**Selected passage**
......

I like how you took the idiom of "the monkey on the back" and expanded the metaphor.  Instead of "getting the monkey off the back" as the saying goes, the narrator suggests we are trapped by them, that we all have problems we can't shake off, that claw at and twist us up inside.  I thought most of the imagery worked very well to further the metaphor.  

I know this is not in critique, but a few lines were confusing to me and I couldn't follow the train of thought that connects them to the rest of the poem.  It may be my own faulty reading, but I'll point them out in case it is helpful to know what landed and what didn't for this reader.  I like the title, but I don't like that it steals the first line of the poem.  I would prefer that the first line be "Everybody's monkey," even if it causes redundancy with the title.  

(05-16-2021, 12:21 AM)TranquillityBase Wrote:  is on Everybody’s back,
an idiot rain of random claws  
with an inconsequential stare,  Maybe "impassive" instead of "inconsequential?  It's not that the stare doesn't matter, but that nothing matters to the one staring. Yes?
a wind of hunchback fictions  I'm not entirely sure what this line means, other than that the monkey on the back would make one appear to have a hunchback, the wind and the fictions I don't follow.
it twists our skeleton like handlebars,  I love this line.  It's an excellent image of how our problems control us, and how they can seem to reach all the way to our core.
shrieks to its gods I sort of get these next two lines but only vaguely 
when we follow the heart’s track,
knocks our brains against eyes of flint. I like this line.

......

**Dataset content**
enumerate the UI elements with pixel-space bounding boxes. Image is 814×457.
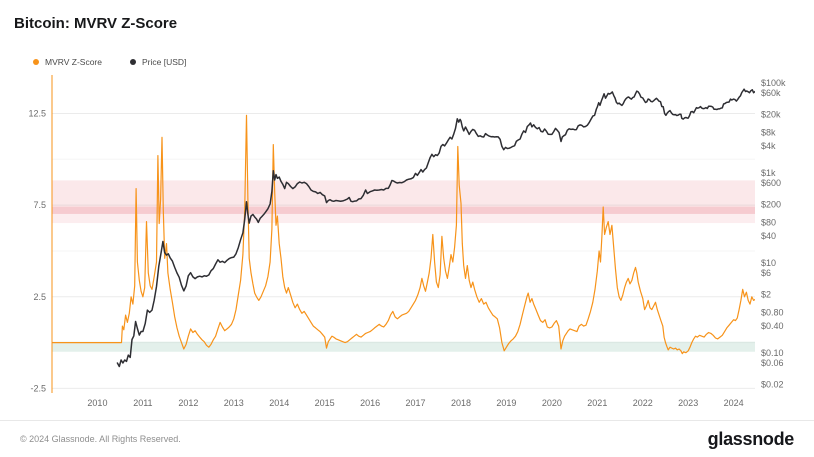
chart-plot-area[interactable]: 12.5 7.5 2.5 -2.5 $100k$60k $20k $8k $4k $1k$600… xyxy=(0,72,814,414)
x-axis-year-label: 2022 xyxy=(633,398,653,408)
chart-footer: © 2024 Glassnode. All Rights Reserved. g… xyxy=(0,420,814,457)
left-axis-tick-label: 12.5 xyxy=(28,108,46,118)
left-axis-tick-label: 7.5 xyxy=(33,200,46,210)
copyright-text: © 2024 Glassnode. All Rights Reserved. xyxy=(20,434,181,444)
chart-title: Bitcoin: MVRV Z-Score xyxy=(14,15,178,32)
right-axis-tick-label: $0.02 xyxy=(761,379,784,389)
legend-item-mvrv[interactable]: MVRV Z-Score xyxy=(33,57,102,67)
right-axis-tick-label: $0.06 xyxy=(761,358,784,368)
x-axis-year-label: 2012 xyxy=(178,398,198,408)
overvalued-band-lower xyxy=(52,213,755,224)
overvalued-band-core xyxy=(52,206,755,214)
mvrv-legend-dot-icon xyxy=(33,59,39,65)
x-axis-year-label: 2018 xyxy=(451,398,471,408)
mvrv-zscore-line xyxy=(52,114,755,355)
price-line xyxy=(116,88,755,368)
x-axis-year-label: 2020 xyxy=(542,398,562,408)
right-axis-tick-label: $8k xyxy=(761,127,776,137)
x-axis-year-label: 2023 xyxy=(678,398,698,408)
right-axis-tick-label: $4k xyxy=(761,141,776,151)
x-axis-year-label: 2010 xyxy=(87,398,107,408)
right-axis-tick-label: $0.80 xyxy=(761,307,784,317)
x-axis-year-label: 2011 xyxy=(133,398,152,408)
right-axis-tick-label: $200 xyxy=(761,199,781,209)
price-legend-label: Price [USD] xyxy=(142,57,187,67)
right-axis-tick-label: $10 xyxy=(761,258,776,268)
right-axis-tick-label: $60k xyxy=(761,88,781,98)
chart-legend: MVRV Z-Score Price [USD] xyxy=(33,57,186,67)
x-axis-year-label: 2021 xyxy=(587,398,607,408)
glassnode-logo[interactable]: glassnode xyxy=(707,428,795,449)
mvrv-legend-label: MVRV Z-Score xyxy=(45,57,102,67)
overvalued-band-upper xyxy=(52,180,755,207)
right-axis-tick-label: $80 xyxy=(761,217,776,227)
right-axis-tick-label: $600 xyxy=(761,178,781,188)
right-axis-tick-label: $20k xyxy=(761,109,781,119)
x-axis-year-label: 2014 xyxy=(269,398,289,408)
left-axis-tick-label: -2.5 xyxy=(30,383,46,393)
x-axis-year-label: 2019 xyxy=(496,398,516,408)
x-axis-year-label: 2016 xyxy=(360,398,380,408)
right-axis-tick-label: $40 xyxy=(761,231,776,241)
right-axis-tick-label: $100k xyxy=(761,78,786,88)
right-axis-tick-label: $0.40 xyxy=(761,321,784,331)
left-axis-tick-label: 2.5 xyxy=(33,292,46,302)
undervalued-band xyxy=(52,341,755,352)
right-axis-tick-label: $6 xyxy=(761,268,771,278)
x-axis-year-label: 2024 xyxy=(724,398,744,408)
right-axis-tick-label: $1k xyxy=(761,168,776,178)
x-axis-year-label: 2017 xyxy=(406,398,426,408)
x-axis-year-label: 2013 xyxy=(224,398,244,408)
x-axis-year-label: 2015 xyxy=(315,398,335,408)
legend-item-price[interactable]: Price [USD] xyxy=(130,57,186,67)
price-legend-dot-icon xyxy=(130,59,136,65)
right-axis-tick-label: $2 xyxy=(761,289,771,299)
right-axis-tick-label: $0.10 xyxy=(761,348,784,358)
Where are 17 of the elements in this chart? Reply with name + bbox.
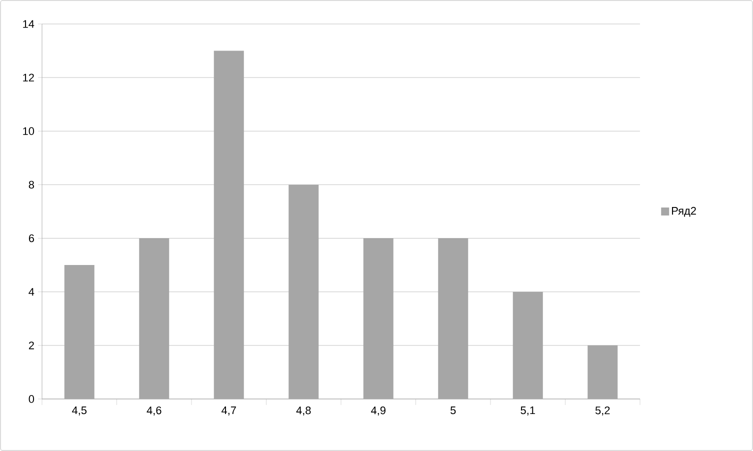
y-tick-label: 8	[28, 180, 34, 189]
y-tick-label: 14	[23, 20, 34, 28]
x-tick-label: 4,6	[146, 406, 162, 416]
y-tick-label: 10	[23, 127, 34, 136]
y-tick-label: 0	[28, 395, 34, 403]
legend-label: Ряд2	[672, 206, 696, 217]
y-tick-label: 12	[23, 74, 34, 82]
x-tick-label: 4,7	[222, 406, 236, 416]
y-tick-label: 2	[28, 342, 34, 350]
y-tick-label: 4	[28, 288, 34, 296]
x-tick-label: 4,9	[371, 406, 386, 416]
x-tick-label: 4,5	[72, 406, 87, 416]
x-tick-label: 4,8	[296, 406, 311, 416]
x-tick-label: 5,1	[520, 406, 535, 416]
x-tick-label: 5	[450, 406, 456, 414]
y-tick-label: 6	[28, 234, 34, 242]
x-tick-label: 5,2	[595, 406, 610, 416]
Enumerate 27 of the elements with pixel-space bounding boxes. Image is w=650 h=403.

......

**Tasks**
**a.** Write out the part of the monkey poem critique from "a wind of hunchback" up to and including "I like this line.", word for word.
**b.** Pick up the monkey poem critique where it stops and continue it.

**Responses in order**
**a.**
a wind of hunchback fictions  I'm not entirely sure what this line means, other than that the monkey on the back would make one appear to have a hunchback, the wind and the fictions I don't follow.
it twists our skeleton like handlebars,  I love this line.  It's an excellent image of how our problems control us, and how they can seem to reach all the way to our core.
shrieks to its gods I sort of get these next two lines but only vaguely 
when we follow the heart’s track,
knocks our brains against eyes of flint. I like this line.

**b.**
We pray to a liar’s moon  I like this line.
to pour down its dancing bullets I don't know what is happening here or in the next line.  I cannot understand how it fits into the poem.  
on Everybody's backwards crucifixion  
until Monkey makes another leap.

And so the Circus goes on,  I like this stanza, extending the metaphor.  
on a flat earth beneath a tent of stars
no trapeze, no clowns, no elephants,  a circus without the actual circus, all the other elements are missing except the chaos
just a Ringmaster The monkey on the back, the problem that won't go away, makes the monkey-wearer feel like a hobgoblinesque circus-less Ringmaster: all the drama with nothing to show for it.
with a curious ape-like gait.  Whether he is walking this way because the monkey is weighing him down, or because the monkey is taking over and becoming him, either way I like it.    
Thank you for posting.  I enjoyed this poem.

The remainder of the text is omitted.